___ Data section ___

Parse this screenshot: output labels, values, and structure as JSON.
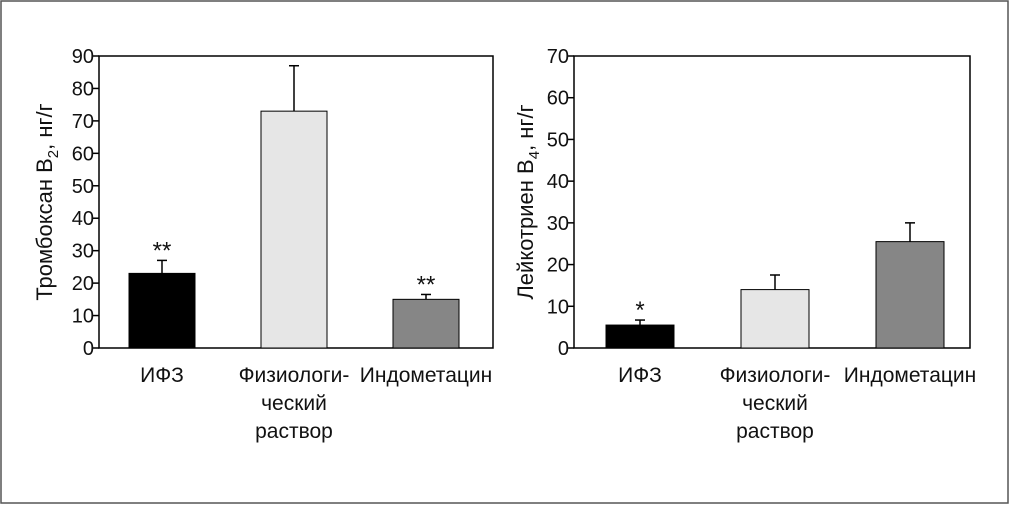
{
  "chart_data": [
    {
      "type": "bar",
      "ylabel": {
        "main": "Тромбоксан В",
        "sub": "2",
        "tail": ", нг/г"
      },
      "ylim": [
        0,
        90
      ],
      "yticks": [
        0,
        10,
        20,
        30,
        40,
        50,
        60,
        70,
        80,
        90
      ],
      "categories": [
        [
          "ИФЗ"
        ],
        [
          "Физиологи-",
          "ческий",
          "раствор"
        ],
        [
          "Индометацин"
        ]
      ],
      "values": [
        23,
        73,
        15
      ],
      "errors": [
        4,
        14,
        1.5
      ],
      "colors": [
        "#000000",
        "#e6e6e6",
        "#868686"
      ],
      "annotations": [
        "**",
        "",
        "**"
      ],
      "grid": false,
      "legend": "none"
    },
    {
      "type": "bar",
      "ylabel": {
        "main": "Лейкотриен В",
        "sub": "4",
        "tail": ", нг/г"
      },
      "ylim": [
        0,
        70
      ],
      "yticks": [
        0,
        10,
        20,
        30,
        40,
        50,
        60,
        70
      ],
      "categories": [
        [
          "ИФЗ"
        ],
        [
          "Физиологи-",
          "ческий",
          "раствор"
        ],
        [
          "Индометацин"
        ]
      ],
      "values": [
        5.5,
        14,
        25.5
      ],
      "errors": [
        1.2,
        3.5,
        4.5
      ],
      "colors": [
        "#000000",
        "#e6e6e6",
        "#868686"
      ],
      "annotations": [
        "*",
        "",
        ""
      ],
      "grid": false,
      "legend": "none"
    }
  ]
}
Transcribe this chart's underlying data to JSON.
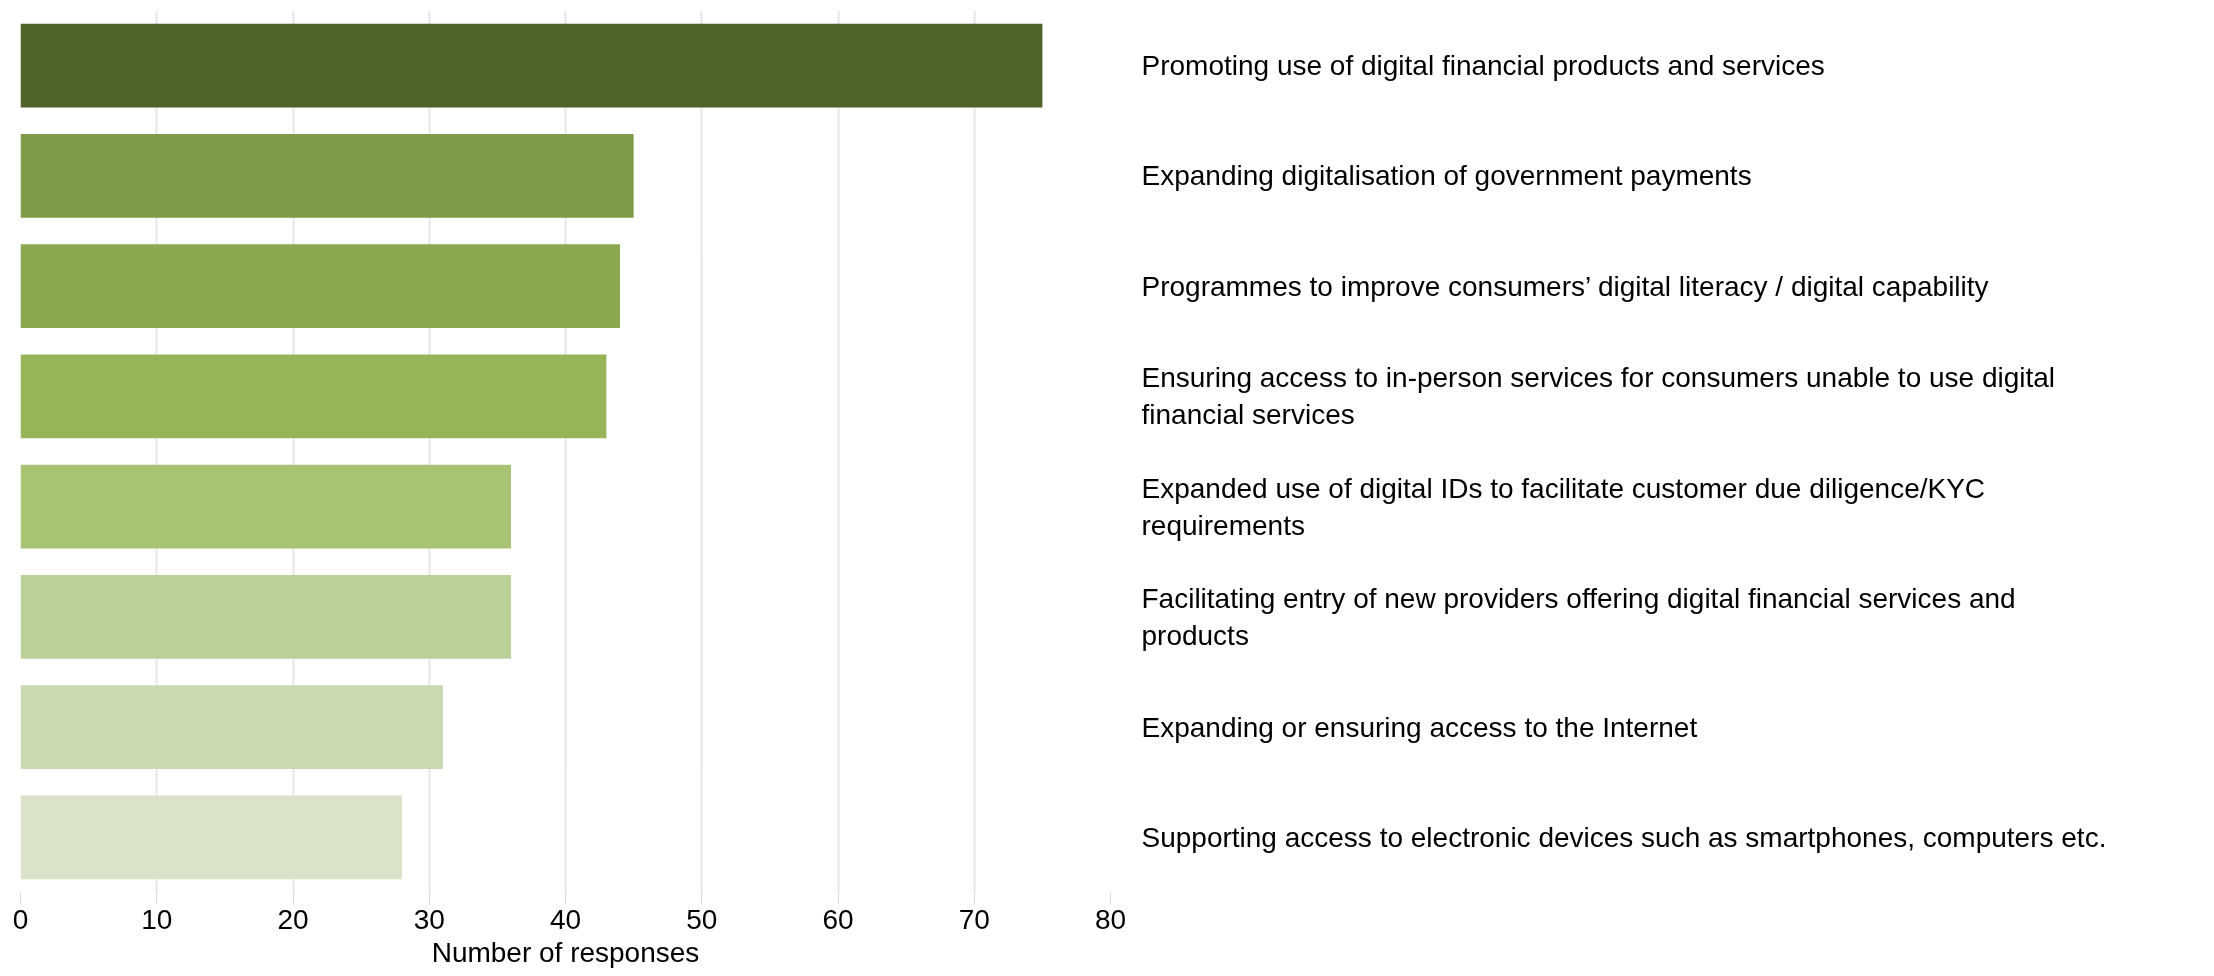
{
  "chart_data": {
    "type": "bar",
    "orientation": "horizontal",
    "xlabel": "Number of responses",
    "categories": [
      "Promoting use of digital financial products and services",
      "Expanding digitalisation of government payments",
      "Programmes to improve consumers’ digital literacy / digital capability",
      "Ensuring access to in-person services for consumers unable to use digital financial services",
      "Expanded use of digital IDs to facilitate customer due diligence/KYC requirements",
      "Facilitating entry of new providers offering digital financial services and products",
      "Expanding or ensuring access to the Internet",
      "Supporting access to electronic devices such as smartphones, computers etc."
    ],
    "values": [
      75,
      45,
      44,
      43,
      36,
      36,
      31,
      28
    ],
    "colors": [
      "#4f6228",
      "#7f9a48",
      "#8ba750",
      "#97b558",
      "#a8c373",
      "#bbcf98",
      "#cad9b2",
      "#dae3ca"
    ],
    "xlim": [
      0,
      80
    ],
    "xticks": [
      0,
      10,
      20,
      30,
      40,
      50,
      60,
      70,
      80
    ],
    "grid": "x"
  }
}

___

What to produce: Every line of the data should be copied as it stands, without the images.

Reply to the exercise:
Parse this screenshot: output labels, values, and structure as JSON.
{
  "chart_data": [
    {
      "type": "bar",
      "ylabel": {
        "main": "Тромбоксан В",
        "sub": "2",
        "tail": ", нг/г"
      },
      "ylim": [
        0,
        90
      ],
      "yticks": [
        0,
        10,
        20,
        30,
        40,
        50,
        60,
        70,
        80,
        90
      ],
      "categories": [
        [
          "ИФЗ"
        ],
        [
          "Физиологи-",
          "ческий",
          "раствор"
        ],
        [
          "Индометацин"
        ]
      ],
      "values": [
        23,
        73,
        15
      ],
      "errors": [
        4,
        14,
        1.5
      ],
      "colors": [
        "#000000",
        "#e6e6e6",
        "#868686"
      ],
      "annotations": [
        "**",
        "",
        "**"
      ],
      "grid": false,
      "legend": "none"
    },
    {
      "type": "bar",
      "ylabel": {
        "main": "Лейкотриен В",
        "sub": "4",
        "tail": ", нг/г"
      },
      "ylim": [
        0,
        70
      ],
      "yticks": [
        0,
        10,
        20,
        30,
        40,
        50,
        60,
        70
      ],
      "categories": [
        [
          "ИФЗ"
        ],
        [
          "Физиологи-",
          "ческий",
          "раствор"
        ],
        [
          "Индометацин"
        ]
      ],
      "values": [
        5.5,
        14,
        25.5
      ],
      "errors": [
        1.2,
        3.5,
        4.5
      ],
      "colors": [
        "#000000",
        "#e6e6e6",
        "#868686"
      ],
      "annotations": [
        "*",
        "",
        ""
      ],
      "grid": false,
      "legend": "none"
    }
  ]
}
Transcribe this chart's underlying data to JSON.
{
  "chart_data": {
    "type": "bar",
    "orientation": "horizontal",
    "xlabel": "Number of responses",
    "categories": [
      "Promoting use of digital financial products and services",
      "Expanding digitalisation of government payments",
      "Programmes to improve consumers’ digital literacy / digital capability",
      "Ensuring access to in-person services for consumers unable to use digital financial services",
      "Expanded use of digital IDs to facilitate customer due diligence/KYC requirements",
      "Facilitating entry of new providers offering digital financial services and products",
      "Expanding or ensuring access to the Internet",
      "Supporting access to electronic devices such as smartphones, computers etc."
    ],
    "values": [
      75,
      45,
      44,
      43,
      36,
      36,
      31,
      28
    ],
    "colors": [
      "#4f6228",
      "#7f9a48",
      "#8ba750",
      "#97b558",
      "#a8c373",
      "#bbcf98",
      "#cad9b2",
      "#dae3ca"
    ],
    "xlim": [
      0,
      80
    ],
    "xticks": [
      0,
      10,
      20,
      30,
      40,
      50,
      60,
      70,
      80
    ],
    "grid": "x"
  }
}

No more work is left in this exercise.